» Given task: Restate the entries below verbatim.

» Dataset records:
★ ★ ★ ★ ★
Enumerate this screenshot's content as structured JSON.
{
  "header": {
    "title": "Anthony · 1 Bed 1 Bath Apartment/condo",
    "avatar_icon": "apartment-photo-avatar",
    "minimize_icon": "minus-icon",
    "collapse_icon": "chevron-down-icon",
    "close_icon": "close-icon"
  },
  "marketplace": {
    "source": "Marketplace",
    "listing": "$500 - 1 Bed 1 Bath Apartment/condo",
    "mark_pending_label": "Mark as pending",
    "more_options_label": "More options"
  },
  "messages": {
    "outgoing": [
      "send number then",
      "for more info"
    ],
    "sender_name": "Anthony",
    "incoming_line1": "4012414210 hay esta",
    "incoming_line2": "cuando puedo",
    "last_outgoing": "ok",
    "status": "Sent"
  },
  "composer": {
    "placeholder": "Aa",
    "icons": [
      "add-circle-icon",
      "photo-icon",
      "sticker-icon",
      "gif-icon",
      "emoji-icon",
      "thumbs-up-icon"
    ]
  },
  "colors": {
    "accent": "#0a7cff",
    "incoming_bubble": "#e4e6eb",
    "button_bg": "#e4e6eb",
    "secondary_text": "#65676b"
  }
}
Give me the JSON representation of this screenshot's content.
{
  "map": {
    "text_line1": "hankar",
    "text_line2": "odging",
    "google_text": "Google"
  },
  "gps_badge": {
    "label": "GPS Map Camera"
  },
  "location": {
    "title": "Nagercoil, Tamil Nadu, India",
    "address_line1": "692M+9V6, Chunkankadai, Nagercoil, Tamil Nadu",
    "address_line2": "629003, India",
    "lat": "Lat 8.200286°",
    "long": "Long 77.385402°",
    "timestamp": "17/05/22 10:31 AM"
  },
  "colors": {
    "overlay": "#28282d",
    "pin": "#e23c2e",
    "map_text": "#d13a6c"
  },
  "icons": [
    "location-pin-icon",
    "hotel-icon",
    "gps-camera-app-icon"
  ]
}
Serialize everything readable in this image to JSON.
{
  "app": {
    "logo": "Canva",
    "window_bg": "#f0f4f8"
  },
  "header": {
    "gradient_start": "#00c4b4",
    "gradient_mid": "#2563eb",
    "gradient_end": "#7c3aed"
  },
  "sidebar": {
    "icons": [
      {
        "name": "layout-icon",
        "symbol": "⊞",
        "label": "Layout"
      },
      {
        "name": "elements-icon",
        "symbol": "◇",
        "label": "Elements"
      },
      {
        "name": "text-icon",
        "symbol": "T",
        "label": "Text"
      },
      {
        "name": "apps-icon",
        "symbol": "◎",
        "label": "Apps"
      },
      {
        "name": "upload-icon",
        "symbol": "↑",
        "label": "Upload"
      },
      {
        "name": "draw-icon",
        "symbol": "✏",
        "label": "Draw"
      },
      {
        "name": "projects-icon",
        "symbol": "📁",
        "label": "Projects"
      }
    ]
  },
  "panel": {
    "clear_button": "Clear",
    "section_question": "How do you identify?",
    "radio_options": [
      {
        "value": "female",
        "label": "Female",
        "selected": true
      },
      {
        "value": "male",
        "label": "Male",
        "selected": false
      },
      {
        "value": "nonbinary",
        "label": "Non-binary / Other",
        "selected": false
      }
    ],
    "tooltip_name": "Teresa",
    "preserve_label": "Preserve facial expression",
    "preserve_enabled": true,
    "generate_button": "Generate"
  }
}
★ ★ ★ ★ ★
» Finished answer:
Enumerate this screenshot's content as structured JSON.
{
  "header": {
    "title": "Anthony · 1 Bed 1 Bath Apartment/condo",
    "avatar_icon": "apartment-photo-avatar",
    "minimize_icon": "minus-icon",
    "collapse_icon": "chevron-down-icon",
    "close_icon": "close-icon"
  },
  "marketplace": {
    "source": "Marketplace",
    "listing": "$500 - 1 Bed 1 Bath Apartment/condo",
    "mark_pending_label": "Mark as pending",
    "more_options_label": "More options"
  },
  "messages": {
    "outgoing": [
      "send number then",
      "for more info"
    ],
    "sender_name": "Anthony",
    "incoming_line1": "4012414210 hay esta",
    "incoming_line2": "cuando puedo",
    "last_outgoing": "ok",
    "status": "Sent"
  },
  "composer": {
    "placeholder": "Aa",
    "icons": [
      "add-circle-icon",
      "photo-icon",
      "sticker-icon",
      "gif-icon",
      "emoji-icon",
      "thumbs-up-icon"
    ]
  },
  "colors": {
    "accent": "#0a7cff",
    "incoming_bubble": "#e4e6eb",
    "button_bg": "#e4e6eb",
    "secondary_text": "#65676b"
  }
}
Give me the JSON representation of this screenshot's content.
{
  "map": {
    "text_line1": "hankar",
    "text_line2": "odging",
    "google_text": "Google"
  },
  "gps_badge": {
    "label": "GPS Map Camera"
  },
  "location": {
    "title": "Nagercoil, Tamil Nadu, India",
    "address_line1": "692M+9V6, Chunkankadai, Nagercoil, Tamil Nadu",
    "address_line2": "629003, India",
    "lat": "Lat 8.200286°",
    "long": "Long 77.385402°",
    "timestamp": "17/05/22 10:31 AM"
  },
  "colors": {
    "overlay": "#28282d",
    "pin": "#e23c2e",
    "map_text": "#d13a6c"
  },
  "icons": [
    "location-pin-icon",
    "hotel-icon",
    "gps-camera-app-icon"
  ]
}
Serialize everything readable in this image to JSON.
{
  "app": {
    "logo": "Canva",
    "window_bg": "#f0f4f8"
  },
  "header": {
    "gradient_start": "#00c4b4",
    "gradient_mid": "#2563eb",
    "gradient_end": "#7c3aed"
  },
  "sidebar": {
    "icons": [
      {
        "name": "layout-icon",
        "symbol": "⊞",
        "label": "Layout"
      },
      {
        "name": "elements-icon",
        "symbol": "◇",
        "label": "Elements"
      },
      {
        "name": "text-icon",
        "symbol": "T",
        "label": "Text"
      },
      {
        "name": "apps-icon",
        "symbol": "◎",
        "label": "Apps"
      },
      {
        "name": "upload-icon",
        "symbol": "↑",
        "label": "Upload"
      },
      {
        "name": "draw-icon",
        "symbol": "✏",
        "label": "Draw"
      },
      {
        "name": "projects-icon",
        "symbol": "📁",
        "label": "Projects"
      }
    ]
  },
  "panel": {
    "clear_button": "Clear",
    "section_question": "How do you identify?",
    "radio_options": [
      {
        "value": "female",
        "label": "Female",
        "selected": true
      },
      {
        "value": "male",
        "label": "Male",
        "selected": false
      },
      {
        "value": "nonbinary",
        "label": "Non-binary / Other",
        "selected": false
      }
    ],
    "tooltip_name": "Teresa",
    "preserve_label": "Preserve facial expression",
    "preserve_enabled": true,
    "generate_button": "Generate"
  }
}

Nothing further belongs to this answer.